Spatial layout entries |
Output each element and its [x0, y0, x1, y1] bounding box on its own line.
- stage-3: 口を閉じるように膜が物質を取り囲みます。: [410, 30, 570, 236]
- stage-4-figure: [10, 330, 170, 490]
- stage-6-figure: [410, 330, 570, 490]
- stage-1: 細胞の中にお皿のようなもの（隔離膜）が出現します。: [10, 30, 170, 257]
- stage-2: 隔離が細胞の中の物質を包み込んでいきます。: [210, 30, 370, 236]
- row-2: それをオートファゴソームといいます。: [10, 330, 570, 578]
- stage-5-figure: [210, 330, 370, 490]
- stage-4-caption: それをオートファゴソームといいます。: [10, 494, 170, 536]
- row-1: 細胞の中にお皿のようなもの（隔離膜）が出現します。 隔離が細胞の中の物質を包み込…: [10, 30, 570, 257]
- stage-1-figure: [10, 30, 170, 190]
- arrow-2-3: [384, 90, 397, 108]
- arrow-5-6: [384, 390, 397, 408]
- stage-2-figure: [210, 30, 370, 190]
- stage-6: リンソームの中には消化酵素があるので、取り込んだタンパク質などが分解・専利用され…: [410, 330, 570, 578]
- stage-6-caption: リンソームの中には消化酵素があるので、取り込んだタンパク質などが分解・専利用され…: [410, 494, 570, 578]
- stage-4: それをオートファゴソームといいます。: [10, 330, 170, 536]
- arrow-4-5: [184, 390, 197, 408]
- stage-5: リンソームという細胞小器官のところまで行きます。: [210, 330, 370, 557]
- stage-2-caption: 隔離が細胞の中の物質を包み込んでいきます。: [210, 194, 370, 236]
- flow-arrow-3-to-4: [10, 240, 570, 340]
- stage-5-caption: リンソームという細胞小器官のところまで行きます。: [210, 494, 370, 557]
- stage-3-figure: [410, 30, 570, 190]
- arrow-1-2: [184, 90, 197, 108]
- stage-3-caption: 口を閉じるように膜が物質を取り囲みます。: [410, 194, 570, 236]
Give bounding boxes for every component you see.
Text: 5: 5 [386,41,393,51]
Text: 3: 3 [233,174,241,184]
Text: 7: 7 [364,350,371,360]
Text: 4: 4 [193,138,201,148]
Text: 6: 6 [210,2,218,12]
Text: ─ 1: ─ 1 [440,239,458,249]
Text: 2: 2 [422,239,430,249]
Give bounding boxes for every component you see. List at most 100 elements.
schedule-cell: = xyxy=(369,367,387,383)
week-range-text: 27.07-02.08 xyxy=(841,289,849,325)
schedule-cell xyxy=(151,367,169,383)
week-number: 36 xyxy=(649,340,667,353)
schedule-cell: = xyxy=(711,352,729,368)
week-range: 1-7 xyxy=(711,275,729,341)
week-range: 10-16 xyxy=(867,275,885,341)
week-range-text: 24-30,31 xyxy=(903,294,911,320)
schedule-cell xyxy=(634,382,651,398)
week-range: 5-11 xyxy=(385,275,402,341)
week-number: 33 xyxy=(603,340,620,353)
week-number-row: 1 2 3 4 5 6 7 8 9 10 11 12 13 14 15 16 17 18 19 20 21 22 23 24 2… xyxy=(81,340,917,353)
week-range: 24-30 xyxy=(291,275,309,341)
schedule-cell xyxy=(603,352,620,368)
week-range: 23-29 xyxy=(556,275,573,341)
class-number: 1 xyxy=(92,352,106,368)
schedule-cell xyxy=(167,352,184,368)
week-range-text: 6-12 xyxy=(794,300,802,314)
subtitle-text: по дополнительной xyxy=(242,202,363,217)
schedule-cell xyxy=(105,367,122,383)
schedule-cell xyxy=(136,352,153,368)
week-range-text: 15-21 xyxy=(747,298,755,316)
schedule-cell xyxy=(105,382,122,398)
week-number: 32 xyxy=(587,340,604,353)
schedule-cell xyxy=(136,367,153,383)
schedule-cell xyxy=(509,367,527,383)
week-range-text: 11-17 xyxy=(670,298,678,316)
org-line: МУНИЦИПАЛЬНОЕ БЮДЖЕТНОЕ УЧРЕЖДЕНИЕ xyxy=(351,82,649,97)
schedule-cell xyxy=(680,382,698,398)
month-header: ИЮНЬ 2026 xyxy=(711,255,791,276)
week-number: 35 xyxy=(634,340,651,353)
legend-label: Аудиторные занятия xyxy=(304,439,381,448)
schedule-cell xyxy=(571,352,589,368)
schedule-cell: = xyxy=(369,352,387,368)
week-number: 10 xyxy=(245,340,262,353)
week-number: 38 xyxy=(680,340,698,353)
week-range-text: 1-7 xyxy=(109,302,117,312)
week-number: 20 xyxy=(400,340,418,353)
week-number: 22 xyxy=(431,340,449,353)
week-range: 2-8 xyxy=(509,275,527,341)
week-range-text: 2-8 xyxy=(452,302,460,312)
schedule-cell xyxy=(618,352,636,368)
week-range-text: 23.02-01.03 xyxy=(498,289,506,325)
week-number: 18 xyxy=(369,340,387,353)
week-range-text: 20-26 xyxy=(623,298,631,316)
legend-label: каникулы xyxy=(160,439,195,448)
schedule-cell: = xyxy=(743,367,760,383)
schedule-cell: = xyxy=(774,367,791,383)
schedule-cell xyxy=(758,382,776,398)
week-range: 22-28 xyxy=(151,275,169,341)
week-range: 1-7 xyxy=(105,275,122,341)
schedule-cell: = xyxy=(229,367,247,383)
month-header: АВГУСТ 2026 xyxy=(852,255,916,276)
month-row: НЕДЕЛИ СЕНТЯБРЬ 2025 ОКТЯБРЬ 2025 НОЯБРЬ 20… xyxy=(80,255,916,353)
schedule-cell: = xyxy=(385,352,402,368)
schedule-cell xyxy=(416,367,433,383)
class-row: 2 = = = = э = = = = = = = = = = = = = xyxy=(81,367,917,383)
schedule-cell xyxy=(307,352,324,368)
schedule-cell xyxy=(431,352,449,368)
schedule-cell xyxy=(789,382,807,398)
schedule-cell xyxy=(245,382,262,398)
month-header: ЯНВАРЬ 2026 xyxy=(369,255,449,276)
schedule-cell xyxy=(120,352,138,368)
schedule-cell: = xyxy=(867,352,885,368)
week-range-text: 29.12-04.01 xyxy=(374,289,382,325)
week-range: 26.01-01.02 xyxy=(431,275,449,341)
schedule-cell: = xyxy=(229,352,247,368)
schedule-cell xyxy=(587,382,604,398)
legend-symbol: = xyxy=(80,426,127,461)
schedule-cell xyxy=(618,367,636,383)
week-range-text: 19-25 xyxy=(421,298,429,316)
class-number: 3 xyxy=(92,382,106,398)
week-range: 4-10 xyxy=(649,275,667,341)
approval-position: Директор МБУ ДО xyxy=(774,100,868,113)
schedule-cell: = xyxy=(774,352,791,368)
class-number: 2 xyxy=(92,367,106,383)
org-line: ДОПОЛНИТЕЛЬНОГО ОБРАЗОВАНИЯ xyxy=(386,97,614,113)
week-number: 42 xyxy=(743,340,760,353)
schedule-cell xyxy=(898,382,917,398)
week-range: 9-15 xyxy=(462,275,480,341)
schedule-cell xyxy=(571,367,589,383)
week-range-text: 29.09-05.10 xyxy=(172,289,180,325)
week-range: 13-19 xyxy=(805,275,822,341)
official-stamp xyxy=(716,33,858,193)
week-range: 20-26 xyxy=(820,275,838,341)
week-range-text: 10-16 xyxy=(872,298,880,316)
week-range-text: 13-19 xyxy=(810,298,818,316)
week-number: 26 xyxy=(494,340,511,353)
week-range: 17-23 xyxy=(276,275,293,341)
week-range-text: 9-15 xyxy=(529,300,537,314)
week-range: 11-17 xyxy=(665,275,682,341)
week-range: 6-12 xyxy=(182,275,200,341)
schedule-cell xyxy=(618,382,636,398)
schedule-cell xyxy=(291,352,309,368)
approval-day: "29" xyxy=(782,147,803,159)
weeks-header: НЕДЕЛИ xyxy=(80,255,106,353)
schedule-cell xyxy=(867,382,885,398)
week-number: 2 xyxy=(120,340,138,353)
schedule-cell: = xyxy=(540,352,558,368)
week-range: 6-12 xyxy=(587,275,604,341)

WHAT THIS TASK INVOLVES | Convert the lines of the entries above into a numbered list, from the very first line through the line containing "- stage-2-figure: [210, 30, 370, 190]", and drop any blank lines.

ANSWER BELOW |
1. Output each element and its [x0, y0, x1, y1] bounding box on its own line.
2. - stage-3: 口を閉じるように膜が物質を取り囲みます。: [410, 30, 570, 236]
3. - stage-4-figure: [10, 330, 170, 490]
4. - stage-6-figure: [410, 330, 570, 490]
5. - stage-1: 細胞の中にお皿のようなもの（隔離膜）が出現します。: [10, 30, 170, 257]
6. - stage-2: 隔離が細胞の中の物質を包み込んでいきます。: [210, 30, 370, 236]
7. - row-2: それをオートファゴソームといいます。: [10, 330, 570, 578]
8. - stage-5-figure: [210, 330, 370, 490]
9. - stage-4-caption: それをオートファゴソームといいます。: [10, 494, 170, 536]
10. - row-1: 細胞の中にお皿のようなもの（隔離膜）が出現します。 隔離が細胞の中の物質を包み込…: [10, 30, 570, 257]
11. - stage-1-figure: [10, 30, 170, 190]
12. - arrow-2-3: [384, 90, 397, 108]
13. - arrow-5-6: [384, 390, 397, 408]
14. - stage-2-figure: [210, 30, 370, 190]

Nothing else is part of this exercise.